→ **MATERIAL SUPPLIED**
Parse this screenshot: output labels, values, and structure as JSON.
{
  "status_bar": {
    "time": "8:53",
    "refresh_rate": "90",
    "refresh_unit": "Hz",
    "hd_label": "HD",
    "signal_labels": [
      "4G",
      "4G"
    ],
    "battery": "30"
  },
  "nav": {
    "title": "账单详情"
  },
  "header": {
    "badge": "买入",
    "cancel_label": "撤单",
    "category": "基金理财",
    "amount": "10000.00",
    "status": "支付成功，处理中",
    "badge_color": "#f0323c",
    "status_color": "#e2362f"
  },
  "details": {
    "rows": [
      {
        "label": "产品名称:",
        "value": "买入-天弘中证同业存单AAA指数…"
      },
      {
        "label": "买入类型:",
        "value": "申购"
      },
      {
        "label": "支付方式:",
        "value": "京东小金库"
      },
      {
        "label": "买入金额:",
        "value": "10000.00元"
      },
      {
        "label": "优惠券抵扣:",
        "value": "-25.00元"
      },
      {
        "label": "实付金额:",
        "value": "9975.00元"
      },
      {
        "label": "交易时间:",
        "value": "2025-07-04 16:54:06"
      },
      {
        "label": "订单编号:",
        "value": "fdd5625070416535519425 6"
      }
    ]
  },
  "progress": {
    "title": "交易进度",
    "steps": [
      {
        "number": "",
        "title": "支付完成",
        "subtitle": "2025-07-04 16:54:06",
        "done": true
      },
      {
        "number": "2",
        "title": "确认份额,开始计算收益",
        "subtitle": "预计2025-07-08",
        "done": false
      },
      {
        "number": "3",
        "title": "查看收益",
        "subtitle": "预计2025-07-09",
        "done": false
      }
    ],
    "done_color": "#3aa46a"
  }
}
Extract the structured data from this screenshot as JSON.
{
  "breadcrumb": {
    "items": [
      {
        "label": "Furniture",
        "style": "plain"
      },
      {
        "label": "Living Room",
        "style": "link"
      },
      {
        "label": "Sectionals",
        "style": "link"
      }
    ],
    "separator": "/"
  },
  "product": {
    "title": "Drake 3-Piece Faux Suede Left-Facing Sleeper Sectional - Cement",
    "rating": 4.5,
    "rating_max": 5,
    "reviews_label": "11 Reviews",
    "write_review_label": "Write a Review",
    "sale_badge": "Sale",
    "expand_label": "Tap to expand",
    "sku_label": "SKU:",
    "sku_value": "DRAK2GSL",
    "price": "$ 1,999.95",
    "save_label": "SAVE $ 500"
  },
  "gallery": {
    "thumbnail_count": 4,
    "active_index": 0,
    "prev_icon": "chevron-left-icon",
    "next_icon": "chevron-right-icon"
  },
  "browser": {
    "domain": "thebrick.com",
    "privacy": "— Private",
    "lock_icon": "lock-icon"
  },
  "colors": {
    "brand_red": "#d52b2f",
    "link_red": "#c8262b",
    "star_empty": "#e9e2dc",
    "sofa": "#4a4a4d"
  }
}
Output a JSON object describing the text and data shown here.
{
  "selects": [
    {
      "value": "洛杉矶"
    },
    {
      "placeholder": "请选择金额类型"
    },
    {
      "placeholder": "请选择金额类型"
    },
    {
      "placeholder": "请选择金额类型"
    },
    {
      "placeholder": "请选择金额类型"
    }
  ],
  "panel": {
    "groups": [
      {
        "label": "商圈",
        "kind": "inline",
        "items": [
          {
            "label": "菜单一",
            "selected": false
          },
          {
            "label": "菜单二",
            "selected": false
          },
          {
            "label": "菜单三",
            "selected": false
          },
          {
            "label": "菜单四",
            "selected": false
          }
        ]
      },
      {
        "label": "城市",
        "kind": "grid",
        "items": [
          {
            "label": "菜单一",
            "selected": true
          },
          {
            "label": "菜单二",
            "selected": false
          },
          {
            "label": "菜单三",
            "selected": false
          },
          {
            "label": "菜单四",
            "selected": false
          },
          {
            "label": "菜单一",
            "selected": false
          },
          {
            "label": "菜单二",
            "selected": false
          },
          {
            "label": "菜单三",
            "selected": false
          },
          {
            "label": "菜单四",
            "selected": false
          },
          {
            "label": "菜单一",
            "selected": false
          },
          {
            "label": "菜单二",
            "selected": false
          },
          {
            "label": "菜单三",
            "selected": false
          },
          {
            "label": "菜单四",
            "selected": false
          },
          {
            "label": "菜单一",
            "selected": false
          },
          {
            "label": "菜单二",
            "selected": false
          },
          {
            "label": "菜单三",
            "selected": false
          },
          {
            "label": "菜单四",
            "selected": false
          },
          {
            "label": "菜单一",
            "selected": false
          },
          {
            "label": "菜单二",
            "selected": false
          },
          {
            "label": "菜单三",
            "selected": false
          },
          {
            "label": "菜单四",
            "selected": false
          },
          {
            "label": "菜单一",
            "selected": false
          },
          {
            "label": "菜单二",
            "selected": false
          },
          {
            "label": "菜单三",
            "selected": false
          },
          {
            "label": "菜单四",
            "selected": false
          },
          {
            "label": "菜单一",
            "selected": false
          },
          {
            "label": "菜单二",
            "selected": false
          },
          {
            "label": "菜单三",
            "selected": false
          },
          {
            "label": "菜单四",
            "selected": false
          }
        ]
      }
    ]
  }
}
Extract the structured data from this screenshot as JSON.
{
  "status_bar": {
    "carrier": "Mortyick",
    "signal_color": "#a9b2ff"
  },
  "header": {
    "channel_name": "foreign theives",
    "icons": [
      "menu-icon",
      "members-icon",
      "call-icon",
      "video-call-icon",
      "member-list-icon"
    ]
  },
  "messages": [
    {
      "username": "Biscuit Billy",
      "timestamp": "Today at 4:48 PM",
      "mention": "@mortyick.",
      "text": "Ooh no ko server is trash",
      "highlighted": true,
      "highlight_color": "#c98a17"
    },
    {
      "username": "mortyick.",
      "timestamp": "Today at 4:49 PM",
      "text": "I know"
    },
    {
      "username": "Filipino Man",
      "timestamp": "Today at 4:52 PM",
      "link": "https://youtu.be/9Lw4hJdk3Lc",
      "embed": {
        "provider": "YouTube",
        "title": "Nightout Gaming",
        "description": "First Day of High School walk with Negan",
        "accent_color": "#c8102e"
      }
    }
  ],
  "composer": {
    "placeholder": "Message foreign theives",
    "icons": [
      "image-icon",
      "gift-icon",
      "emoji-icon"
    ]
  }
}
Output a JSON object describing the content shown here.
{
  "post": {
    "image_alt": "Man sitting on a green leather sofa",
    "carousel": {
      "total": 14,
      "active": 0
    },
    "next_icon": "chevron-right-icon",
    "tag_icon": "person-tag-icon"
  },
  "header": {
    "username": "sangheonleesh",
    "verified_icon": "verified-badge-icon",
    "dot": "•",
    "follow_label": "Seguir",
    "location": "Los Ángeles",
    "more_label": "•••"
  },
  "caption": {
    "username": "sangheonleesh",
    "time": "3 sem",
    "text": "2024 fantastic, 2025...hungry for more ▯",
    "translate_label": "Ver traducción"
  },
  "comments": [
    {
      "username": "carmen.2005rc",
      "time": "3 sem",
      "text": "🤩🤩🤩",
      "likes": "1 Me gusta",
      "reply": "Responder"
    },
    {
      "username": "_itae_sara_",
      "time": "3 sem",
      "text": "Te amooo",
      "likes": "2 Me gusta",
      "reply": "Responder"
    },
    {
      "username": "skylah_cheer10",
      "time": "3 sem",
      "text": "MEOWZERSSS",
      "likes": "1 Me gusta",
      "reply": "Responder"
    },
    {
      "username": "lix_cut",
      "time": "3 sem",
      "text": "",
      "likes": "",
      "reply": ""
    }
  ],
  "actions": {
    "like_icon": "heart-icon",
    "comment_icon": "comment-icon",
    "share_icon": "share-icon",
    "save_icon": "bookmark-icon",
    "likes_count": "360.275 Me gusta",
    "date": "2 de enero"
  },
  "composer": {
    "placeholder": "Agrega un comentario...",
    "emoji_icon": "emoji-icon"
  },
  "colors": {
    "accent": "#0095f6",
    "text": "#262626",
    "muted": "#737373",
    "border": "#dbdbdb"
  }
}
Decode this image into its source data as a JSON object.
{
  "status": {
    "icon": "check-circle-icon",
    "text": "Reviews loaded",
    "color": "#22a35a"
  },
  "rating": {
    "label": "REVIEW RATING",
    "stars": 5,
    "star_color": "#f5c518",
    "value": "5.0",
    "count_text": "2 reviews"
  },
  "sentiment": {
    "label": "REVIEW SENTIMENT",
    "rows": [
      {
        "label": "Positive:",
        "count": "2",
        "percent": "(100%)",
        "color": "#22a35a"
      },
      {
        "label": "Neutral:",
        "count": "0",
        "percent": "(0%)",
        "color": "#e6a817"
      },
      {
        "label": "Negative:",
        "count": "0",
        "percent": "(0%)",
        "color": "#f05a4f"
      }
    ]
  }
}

→ **WHAT THIS TASK INVOLVES**
Only lines with the string "describing" belong in your answer; copy each one.

→ **TASK OUTPUT**
Output a JSON object describing the text and data shown here.
Output a JSON object describing the content shown here.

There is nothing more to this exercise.